*EXERCISE OBJECTIVE*. Copy every line in the records below that contains the word "years".
_ _ _ _ _
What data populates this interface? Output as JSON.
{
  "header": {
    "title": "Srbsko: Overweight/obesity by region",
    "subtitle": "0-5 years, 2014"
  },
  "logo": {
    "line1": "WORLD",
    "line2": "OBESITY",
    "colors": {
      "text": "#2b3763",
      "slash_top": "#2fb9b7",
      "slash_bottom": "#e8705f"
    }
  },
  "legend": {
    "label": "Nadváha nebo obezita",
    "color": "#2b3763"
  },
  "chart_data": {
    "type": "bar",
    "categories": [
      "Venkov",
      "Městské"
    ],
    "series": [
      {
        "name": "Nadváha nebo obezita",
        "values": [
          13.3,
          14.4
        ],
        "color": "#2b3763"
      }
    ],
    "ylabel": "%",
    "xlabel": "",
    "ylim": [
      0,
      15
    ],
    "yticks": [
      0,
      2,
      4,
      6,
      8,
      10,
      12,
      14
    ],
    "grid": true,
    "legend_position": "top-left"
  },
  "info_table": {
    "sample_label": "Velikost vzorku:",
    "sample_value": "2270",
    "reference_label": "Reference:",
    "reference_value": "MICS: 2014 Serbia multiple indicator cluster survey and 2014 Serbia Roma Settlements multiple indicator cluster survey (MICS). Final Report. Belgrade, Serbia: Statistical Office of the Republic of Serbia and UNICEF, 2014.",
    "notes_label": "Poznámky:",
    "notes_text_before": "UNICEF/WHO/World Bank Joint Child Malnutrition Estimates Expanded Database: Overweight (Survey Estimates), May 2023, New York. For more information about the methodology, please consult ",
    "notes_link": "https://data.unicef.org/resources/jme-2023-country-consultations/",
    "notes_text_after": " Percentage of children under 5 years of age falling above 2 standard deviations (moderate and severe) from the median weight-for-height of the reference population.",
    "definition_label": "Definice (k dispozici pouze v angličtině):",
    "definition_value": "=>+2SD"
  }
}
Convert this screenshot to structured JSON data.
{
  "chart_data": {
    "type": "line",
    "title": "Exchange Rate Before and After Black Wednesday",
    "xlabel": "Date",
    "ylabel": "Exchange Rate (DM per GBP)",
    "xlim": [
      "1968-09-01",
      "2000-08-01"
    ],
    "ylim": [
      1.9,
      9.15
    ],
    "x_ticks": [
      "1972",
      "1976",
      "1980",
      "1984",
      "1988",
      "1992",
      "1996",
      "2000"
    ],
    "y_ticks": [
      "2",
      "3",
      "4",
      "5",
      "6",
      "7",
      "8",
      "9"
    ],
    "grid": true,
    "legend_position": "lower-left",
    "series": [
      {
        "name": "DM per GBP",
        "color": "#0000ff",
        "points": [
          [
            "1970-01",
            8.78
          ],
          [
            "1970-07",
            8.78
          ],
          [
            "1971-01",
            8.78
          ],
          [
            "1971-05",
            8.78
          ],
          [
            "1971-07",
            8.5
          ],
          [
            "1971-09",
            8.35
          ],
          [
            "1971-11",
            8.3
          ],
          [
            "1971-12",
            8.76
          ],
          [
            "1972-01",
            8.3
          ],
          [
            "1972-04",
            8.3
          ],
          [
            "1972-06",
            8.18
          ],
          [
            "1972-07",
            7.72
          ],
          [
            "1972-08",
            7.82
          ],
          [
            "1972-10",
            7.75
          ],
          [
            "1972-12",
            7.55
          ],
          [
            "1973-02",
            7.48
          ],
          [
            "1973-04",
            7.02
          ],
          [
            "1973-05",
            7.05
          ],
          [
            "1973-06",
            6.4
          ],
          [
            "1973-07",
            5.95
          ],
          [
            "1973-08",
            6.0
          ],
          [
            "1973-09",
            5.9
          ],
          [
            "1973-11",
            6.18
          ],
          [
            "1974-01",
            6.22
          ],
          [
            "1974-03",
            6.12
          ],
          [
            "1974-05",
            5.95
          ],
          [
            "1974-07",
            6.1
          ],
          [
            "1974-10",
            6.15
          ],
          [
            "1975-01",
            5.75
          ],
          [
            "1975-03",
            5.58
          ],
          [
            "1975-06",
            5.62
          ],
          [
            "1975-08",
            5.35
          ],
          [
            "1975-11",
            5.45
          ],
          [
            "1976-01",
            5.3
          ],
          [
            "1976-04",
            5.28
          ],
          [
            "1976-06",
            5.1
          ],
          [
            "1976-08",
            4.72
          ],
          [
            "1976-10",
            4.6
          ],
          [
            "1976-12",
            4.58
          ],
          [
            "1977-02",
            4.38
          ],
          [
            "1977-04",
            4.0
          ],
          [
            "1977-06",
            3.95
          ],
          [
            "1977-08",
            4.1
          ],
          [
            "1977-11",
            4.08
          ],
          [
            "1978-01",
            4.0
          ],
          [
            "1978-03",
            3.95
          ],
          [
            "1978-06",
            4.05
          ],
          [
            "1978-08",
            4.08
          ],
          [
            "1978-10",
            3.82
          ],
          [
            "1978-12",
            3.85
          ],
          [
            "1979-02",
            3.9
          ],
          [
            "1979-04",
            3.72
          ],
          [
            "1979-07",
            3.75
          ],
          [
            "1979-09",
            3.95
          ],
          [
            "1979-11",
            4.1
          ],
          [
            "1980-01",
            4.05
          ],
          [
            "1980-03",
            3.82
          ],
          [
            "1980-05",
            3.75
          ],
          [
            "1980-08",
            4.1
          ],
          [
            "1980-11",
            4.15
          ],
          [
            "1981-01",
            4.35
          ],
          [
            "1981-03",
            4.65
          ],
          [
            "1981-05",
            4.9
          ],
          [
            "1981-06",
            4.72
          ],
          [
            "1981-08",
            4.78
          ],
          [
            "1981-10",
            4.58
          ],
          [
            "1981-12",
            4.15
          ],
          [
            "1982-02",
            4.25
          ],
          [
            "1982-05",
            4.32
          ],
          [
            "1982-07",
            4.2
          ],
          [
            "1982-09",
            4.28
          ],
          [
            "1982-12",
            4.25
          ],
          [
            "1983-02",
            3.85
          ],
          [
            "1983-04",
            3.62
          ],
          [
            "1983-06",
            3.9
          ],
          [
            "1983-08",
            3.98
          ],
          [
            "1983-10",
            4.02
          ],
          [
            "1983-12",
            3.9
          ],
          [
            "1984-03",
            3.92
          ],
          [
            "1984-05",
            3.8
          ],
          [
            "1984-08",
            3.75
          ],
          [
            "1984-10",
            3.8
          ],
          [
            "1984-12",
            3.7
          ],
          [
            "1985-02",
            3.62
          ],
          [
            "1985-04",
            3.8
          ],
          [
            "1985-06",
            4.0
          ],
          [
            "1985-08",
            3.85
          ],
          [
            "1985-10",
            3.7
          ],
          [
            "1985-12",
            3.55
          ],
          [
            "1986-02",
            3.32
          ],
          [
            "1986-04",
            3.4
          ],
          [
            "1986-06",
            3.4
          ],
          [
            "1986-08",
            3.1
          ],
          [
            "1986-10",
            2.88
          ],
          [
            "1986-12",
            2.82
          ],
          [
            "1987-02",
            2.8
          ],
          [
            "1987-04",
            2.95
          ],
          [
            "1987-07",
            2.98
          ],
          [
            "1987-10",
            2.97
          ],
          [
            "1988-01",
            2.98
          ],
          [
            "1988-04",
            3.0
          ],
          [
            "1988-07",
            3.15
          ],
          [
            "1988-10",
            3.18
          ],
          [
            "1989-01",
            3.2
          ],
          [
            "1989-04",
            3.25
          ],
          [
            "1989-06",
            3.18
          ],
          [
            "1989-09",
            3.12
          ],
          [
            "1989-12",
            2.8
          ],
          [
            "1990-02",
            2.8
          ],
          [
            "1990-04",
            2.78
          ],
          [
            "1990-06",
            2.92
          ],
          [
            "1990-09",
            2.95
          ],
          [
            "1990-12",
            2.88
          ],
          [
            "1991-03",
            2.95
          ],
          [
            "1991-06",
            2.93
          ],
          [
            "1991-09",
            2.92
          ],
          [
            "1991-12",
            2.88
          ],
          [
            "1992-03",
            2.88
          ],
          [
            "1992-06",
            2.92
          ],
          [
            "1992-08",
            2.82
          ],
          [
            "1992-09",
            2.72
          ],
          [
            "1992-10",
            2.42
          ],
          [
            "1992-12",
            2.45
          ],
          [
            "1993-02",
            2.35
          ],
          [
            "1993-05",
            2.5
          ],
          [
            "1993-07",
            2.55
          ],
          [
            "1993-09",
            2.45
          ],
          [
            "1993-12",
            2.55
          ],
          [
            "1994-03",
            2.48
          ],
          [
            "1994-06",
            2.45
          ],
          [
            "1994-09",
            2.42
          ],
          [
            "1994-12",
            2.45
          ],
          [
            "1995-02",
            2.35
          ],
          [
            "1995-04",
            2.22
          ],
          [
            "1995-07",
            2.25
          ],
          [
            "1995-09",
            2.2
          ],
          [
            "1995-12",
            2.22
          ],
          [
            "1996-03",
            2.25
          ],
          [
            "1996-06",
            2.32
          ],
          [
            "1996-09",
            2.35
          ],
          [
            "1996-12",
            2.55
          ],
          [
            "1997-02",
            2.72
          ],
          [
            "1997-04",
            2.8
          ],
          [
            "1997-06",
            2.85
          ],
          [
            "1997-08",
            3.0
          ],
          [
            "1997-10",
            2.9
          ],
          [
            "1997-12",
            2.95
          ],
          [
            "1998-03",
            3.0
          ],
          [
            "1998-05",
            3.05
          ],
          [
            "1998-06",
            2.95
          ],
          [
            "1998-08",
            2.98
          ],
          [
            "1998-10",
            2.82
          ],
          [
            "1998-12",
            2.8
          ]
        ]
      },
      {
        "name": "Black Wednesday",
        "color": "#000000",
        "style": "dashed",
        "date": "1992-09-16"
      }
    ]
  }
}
_ _ _ _ _
*ANSWER TO THIS TASK*.
    "subtitle": "0-5 years, 2014"
    "notes_text_after": " Percentage of children under 5 years of age falling above 2 standard deviations (moderate and severe) from the median weight-for-height of the reference population.",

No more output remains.